***** Task material
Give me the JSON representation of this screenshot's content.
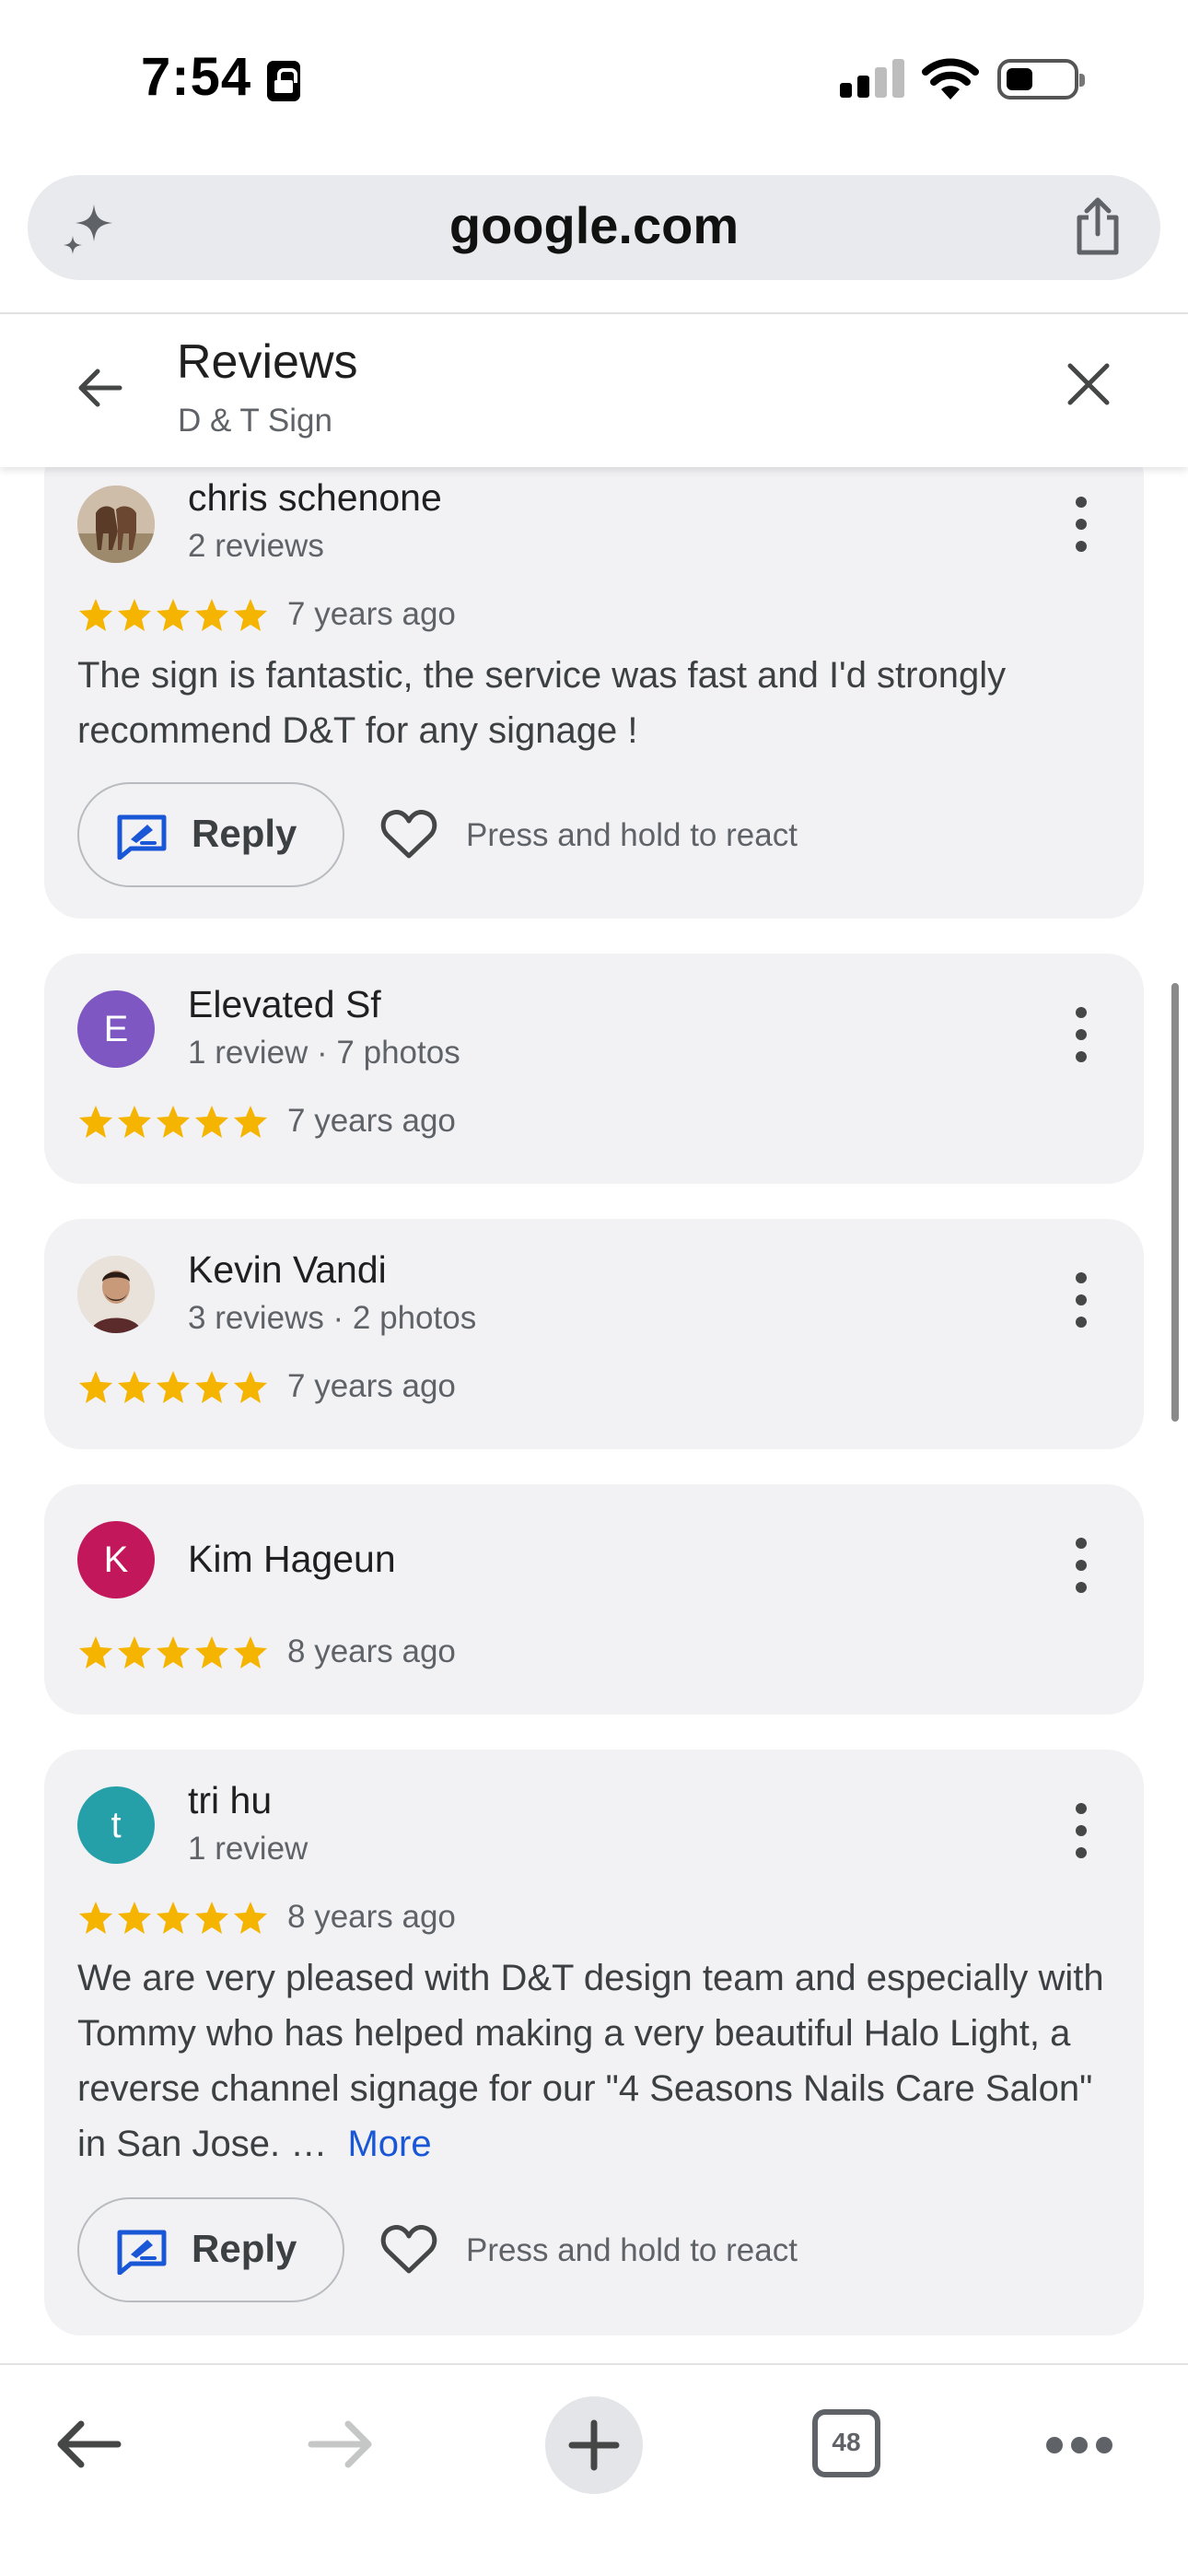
{
  "status_bar": {
    "time": "7:54"
  },
  "browser": {
    "url": "google.com",
    "tab_count": "48"
  },
  "panel": {
    "title": "Reviews",
    "subtitle": "D & T Sign"
  },
  "colors": {
    "star": "#f4b400",
    "link": "#1a57d6",
    "card_bg": "#f2f2f5"
  },
  "reviews": [
    {
      "name": "chris schenone",
      "meta": "2 reviews",
      "rating": 5,
      "date": "7 years ago",
      "text": "The sign is fantastic, the service was fast and I'd strongly recommend D&T for any signage !",
      "avatar": "photo-horses",
      "reply_label": "Reply",
      "react_hint": "Press and hold to react"
    },
    {
      "name": "Elevated Sf",
      "meta": "1 review · 7 photos",
      "rating": 5,
      "date": "7 years ago",
      "avatar_letter": "E",
      "avatar_color": "#7e57c2"
    },
    {
      "name": "Kevin Vandi",
      "meta": "3 reviews · 2 photos",
      "rating": 5,
      "date": "7 years ago",
      "avatar": "photo-person"
    },
    {
      "name": "Kim Hageun",
      "rating": 5,
      "date": "8 years ago",
      "avatar_letter": "K",
      "avatar_color": "#c2185b"
    },
    {
      "name": "tri hu",
      "meta": "1 review",
      "rating": 5,
      "date": "8 years ago",
      "text": "We are very pleased with D&T design team and especially with Tommy who has helped making a very beautiful Halo Light, a reverse channel signage for our \"4 Seasons Nails Care Salon\" in San Jose. …",
      "more_label": "More",
      "avatar_letter": "t",
      "avatar_color": "#26a0a8",
      "reply_label": "Reply",
      "react_hint": "Press and hold to react"
    }
  ]
}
**********
Your instructions => Only lines with the word "photos" are wanted, so copy each one from the records.

Solved problem =>
      "meta": "1 review · 7 photos",
      "meta": "3 reviews · 2 photos",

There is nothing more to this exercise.